Records from a data source
— Begin —
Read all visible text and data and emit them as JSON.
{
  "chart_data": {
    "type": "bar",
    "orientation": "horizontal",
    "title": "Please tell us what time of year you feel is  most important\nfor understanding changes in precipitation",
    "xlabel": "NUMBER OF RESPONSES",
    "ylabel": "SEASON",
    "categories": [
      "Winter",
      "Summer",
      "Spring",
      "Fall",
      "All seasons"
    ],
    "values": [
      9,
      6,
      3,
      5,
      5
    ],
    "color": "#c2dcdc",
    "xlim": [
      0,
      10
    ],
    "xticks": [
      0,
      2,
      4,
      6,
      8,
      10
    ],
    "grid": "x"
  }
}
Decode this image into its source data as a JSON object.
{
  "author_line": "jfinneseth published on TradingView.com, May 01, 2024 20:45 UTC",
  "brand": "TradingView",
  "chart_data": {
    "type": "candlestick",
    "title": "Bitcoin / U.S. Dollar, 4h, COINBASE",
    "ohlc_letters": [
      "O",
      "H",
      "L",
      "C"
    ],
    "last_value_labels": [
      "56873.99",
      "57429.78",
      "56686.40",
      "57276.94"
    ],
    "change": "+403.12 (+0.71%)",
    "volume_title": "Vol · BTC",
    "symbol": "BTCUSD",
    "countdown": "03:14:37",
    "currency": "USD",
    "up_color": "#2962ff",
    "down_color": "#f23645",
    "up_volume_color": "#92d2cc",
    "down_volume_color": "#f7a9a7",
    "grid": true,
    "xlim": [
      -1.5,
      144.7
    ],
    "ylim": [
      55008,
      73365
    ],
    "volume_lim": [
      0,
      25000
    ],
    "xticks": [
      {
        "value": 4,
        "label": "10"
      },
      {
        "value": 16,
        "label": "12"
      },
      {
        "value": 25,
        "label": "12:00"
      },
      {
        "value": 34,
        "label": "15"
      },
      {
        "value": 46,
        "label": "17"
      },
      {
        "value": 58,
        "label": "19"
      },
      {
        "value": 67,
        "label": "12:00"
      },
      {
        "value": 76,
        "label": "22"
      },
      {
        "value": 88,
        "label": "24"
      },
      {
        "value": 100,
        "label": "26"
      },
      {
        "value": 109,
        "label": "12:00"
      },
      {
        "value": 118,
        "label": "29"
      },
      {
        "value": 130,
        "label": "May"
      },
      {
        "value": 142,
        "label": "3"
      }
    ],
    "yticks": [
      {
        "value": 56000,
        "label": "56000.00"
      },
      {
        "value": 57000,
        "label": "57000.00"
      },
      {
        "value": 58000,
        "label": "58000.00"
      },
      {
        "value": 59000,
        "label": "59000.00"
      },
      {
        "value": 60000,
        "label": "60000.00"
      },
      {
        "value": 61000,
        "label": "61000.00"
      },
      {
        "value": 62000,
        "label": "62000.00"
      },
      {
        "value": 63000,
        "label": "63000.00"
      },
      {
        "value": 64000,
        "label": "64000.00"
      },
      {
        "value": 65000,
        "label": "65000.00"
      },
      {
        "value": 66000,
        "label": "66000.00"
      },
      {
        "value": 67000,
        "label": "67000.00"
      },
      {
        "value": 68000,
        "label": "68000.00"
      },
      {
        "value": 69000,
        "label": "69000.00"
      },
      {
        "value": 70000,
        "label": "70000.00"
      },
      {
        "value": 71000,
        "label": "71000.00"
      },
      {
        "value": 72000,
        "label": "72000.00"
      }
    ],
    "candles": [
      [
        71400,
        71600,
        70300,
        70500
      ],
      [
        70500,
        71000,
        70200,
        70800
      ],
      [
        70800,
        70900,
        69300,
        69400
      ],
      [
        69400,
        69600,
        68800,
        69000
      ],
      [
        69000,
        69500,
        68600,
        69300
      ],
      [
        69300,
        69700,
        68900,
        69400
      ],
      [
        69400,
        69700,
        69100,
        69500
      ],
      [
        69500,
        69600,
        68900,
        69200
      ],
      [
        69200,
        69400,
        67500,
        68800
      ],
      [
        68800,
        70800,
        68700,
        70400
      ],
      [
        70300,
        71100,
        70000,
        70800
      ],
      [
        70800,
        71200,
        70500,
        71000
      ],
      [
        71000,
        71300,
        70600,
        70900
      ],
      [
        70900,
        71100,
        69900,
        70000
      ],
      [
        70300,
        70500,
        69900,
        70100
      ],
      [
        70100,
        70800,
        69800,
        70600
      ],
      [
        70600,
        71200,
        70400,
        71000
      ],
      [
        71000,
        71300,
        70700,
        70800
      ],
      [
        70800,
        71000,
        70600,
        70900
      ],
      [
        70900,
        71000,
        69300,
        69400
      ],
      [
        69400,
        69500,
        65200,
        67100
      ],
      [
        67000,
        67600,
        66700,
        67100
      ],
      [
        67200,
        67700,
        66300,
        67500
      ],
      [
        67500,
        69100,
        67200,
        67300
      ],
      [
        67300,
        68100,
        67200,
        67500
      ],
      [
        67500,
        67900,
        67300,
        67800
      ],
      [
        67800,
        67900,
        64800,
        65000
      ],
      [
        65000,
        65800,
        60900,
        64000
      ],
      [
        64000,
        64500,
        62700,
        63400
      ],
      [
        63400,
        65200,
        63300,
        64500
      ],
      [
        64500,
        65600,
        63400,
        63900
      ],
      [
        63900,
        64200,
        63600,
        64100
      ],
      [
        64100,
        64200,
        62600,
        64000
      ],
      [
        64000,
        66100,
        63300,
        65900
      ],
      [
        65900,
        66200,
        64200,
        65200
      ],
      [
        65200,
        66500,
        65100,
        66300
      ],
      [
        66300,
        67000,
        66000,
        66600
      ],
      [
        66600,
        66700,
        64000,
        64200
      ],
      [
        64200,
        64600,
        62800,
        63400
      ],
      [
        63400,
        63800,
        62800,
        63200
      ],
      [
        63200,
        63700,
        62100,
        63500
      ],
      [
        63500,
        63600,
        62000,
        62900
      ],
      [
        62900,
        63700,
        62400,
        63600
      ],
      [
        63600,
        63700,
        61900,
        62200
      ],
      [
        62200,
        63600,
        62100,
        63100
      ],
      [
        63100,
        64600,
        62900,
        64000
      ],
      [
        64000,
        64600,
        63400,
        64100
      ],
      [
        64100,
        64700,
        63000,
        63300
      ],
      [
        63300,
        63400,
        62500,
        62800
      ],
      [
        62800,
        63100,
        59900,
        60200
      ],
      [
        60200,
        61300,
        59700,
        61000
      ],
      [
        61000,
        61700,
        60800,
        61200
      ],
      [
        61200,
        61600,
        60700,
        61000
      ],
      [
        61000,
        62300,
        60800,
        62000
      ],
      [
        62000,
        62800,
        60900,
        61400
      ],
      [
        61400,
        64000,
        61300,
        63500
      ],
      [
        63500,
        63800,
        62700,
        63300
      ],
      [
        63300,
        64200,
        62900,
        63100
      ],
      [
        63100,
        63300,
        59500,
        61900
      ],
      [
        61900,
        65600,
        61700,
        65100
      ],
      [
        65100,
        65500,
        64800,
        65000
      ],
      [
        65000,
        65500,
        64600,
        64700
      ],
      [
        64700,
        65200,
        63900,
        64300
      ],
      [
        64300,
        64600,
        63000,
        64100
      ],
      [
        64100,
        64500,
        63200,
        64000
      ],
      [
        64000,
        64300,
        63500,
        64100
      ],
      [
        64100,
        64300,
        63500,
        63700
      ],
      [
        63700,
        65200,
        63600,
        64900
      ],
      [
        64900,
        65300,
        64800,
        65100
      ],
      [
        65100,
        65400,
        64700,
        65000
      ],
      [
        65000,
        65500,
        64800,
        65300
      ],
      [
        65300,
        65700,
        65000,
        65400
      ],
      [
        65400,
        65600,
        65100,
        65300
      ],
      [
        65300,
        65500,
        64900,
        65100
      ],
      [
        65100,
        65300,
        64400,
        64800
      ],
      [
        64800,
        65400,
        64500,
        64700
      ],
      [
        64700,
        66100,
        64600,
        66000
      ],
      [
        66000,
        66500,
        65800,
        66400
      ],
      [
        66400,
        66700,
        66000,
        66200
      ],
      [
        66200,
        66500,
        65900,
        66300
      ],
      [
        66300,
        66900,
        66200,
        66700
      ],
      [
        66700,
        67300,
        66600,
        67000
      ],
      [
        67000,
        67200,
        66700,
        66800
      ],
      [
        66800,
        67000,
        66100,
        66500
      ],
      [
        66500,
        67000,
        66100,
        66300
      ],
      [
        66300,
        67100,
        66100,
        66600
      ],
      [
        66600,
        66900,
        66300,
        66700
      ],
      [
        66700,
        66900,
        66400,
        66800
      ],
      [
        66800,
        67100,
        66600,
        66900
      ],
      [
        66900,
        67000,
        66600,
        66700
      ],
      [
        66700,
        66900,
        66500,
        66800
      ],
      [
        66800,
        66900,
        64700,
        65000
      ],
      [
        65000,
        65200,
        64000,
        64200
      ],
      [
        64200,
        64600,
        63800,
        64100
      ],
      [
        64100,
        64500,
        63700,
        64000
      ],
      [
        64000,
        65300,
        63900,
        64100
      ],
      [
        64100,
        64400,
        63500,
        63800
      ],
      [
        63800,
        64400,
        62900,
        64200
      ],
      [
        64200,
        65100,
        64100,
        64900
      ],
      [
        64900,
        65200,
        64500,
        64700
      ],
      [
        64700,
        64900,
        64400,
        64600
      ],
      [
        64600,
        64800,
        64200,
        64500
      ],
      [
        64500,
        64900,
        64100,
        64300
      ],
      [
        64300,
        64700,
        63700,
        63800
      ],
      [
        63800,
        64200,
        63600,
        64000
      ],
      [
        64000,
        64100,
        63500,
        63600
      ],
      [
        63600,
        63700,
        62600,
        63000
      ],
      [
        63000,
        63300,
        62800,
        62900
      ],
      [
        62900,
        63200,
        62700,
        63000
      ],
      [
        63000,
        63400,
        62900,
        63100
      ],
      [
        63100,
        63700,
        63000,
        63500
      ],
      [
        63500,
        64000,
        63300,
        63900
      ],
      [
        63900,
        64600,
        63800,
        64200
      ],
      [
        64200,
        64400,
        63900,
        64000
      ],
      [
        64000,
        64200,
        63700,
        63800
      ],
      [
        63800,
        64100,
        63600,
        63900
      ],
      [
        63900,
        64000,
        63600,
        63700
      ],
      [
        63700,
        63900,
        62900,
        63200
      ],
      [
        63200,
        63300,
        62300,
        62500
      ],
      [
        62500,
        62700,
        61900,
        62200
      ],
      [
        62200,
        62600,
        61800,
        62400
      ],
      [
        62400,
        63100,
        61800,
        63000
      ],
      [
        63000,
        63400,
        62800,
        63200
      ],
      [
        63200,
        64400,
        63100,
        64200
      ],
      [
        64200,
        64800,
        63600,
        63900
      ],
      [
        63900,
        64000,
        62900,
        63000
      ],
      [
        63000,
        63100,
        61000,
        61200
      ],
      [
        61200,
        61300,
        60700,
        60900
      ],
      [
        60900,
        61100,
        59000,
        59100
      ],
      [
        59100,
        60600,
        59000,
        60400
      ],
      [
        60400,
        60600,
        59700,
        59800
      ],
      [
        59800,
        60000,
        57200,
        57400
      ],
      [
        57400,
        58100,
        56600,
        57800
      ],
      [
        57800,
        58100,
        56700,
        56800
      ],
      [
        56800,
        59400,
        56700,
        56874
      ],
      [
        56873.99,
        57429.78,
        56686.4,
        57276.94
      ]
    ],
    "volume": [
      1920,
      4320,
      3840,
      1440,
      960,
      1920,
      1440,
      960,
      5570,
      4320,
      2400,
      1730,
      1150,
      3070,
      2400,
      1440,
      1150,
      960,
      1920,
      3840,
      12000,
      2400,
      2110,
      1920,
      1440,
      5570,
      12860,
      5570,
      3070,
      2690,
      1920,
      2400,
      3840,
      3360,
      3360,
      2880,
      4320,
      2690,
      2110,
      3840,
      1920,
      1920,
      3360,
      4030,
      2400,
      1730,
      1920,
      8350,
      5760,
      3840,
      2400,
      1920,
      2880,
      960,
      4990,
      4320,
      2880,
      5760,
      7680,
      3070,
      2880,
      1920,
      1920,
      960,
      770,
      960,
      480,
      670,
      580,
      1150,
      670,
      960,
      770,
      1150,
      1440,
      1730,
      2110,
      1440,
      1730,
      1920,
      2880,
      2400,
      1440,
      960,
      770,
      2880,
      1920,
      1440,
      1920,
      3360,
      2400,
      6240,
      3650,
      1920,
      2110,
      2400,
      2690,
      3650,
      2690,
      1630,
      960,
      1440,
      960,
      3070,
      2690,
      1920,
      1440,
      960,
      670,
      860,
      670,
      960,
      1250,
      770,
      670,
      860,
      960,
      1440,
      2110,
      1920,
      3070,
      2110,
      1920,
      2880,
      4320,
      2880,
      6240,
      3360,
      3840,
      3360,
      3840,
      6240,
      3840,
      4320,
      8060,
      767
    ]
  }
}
— End —
> **Exercise requirements**
Copy every line above that includes the string "TradingView".

> **Response below**
  "author_line": "jfinneseth published on TradingView.com, May 01, 2024 20:45 UTC",
  "brand": "TradingView",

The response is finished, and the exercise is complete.